--- Begin Data lines ---

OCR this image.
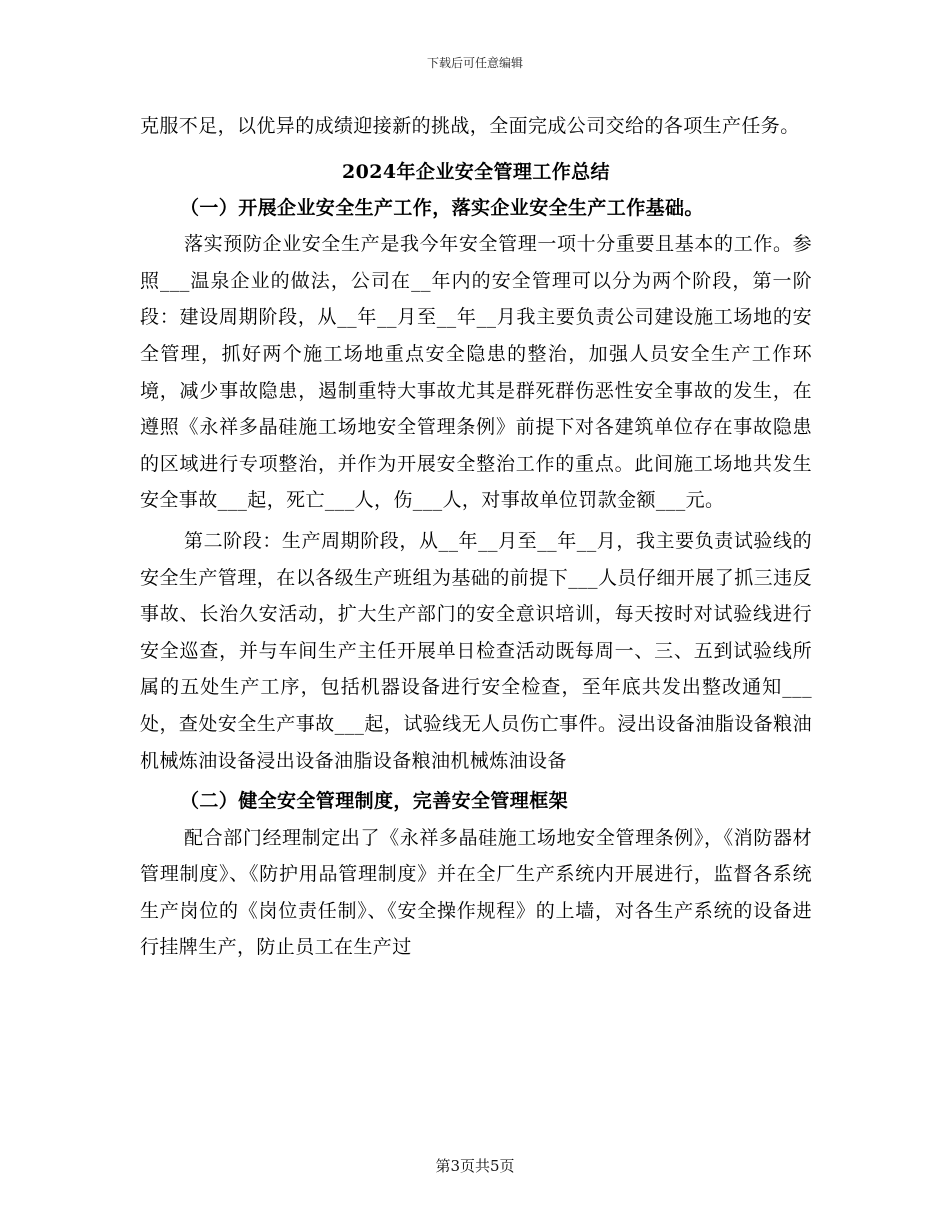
下载后可任意编辑

克服不足，以优异的成绩迎接新的挑战，全面完成公司交给的各项生产任务。

2024年企业安全管理工作总结

（一）开展企业安全生产工作，落实企业安全生产工作基础。

落实预防企业安全生产是我今年安全管理一项十分重要且基本的工作。参照___温泉企业的做法，公司在__年内的安全管理可以分为两个阶段，第一阶段：建设周期阶段，从__年__月至__年__月我主要负责公司建设施工场地的安全管理，抓好两个施工场地重点安全隐患的整治，加强人员安全生产工作环境，减少事故隐患，遏制重特大事故尤其是群死群伤恶性安全事故的发生，在遵照《永祥多晶硅施工场地安全管理条例》前提下对各建筑单位存在事故隐患的区域进行专项整治，并作为开展安全整治工作的重点。此间施工场地共发生安全事故___起，死亡___人，伤___人，对事故单位罚款金额___元。

第二阶段：生产周期阶段，从__年__月至__年__月，我主要负责试验线的安全生产管理，在以各级生产班组为基础的前提下___人员仔细开展了抓三违反事故、长治久安活动，扩大生产部门的安全意识培训，每天按时对试验线进行安全巡查，并与车间生产主任开展单日检查活动既每周一、三、五到试验线所属的五处生产工序，包括机器设备进行安全检查，至年底共发出整改通知___处，查处安全生产事故___起，试验线无人员伤亡事件。浸出设备油脂设备粮油机械炼油设备浸出设备油脂设备粮油机械炼油设备

（二）健全安全管理制度，完善安全管理框架

配合部门经理制定出了《永祥多晶硅施工场地安全管理条例》，《消防器材管理制度》、《防护用品管理制度》并在全厂生产系统内开展进行，监督各系统生产岗位的《岗位责任制》、《安全操作规程》的上墙，对各生产系统的设备进行挂牌生产，防止员工在生产过

第3页共5页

--- End Data lines ---

*What to produce:* Without the pictures, write out every entry precisely as it appears.

*Task response:*
OCR this image.
下载后可任意编辑

克服不足，以优异的成绩迎接新的挑战，全面完成公司交给的各项生产任务。

2024年企业安全管理工作总结

（一）开展企业安全生产工作，落实企业安全生产工作基础。

落实预防企业安全生产是我今年安全管理一项十分重要且基本的工作。参照___温泉企业的做法，公司在__年内的安全管理可以分为两个阶段，第一阶段：建设周期阶段，从__年__月至__年__月我主要负责公司建设施工场地的安全管理，抓好两个施工场地重点安全隐患的整治，加强人员安全生产工作环境，减少事故隐患，遏制重特大事故尤其是群死群伤恶性安全事故的发生，在遵照《永祥多晶硅施工场地安全管理条例》前提下对各建筑单位存在事故隐患的区域进行专项整治，并作为开展安全整治工作的重点。此间施工场地共发生安全事故___起，死亡___人，伤___人，对事故单位罚款金额___元。

第二阶段：生产周期阶段，从__年__月至__年__月，我主要负责试验线的安全生产管理，在以各级生产班组为基础的前提下___人员仔细开展了抓三违反事故、长治久安活动，扩大生产部门的安全意识培训，每天按时对试验线进行安全巡查，并与车间生产主任开展单日检查活动既每周一、三、五到试验线所属的五处生产工序，包括机器设备进行安全检查，至年底共发出整改通知___处，查处安全生产事故___起，试验线无人员伤亡事件。浸出设备油脂设备粮油机械炼油设备浸出设备油脂设备粮油机械炼油设备

（二）健全安全管理制度，完善安全管理框架

配合部门经理制定出了《永祥多晶硅施工场地安全管理条例》，《消防器材管理制度》、《防护用品管理制度》并在全厂生产系统内开展进行，监督各系统生产岗位的《岗位责任制》、《安全操作规程》的上墙，对各生产系统的设备进行挂牌生产，防止员工在生产过

第3页共5页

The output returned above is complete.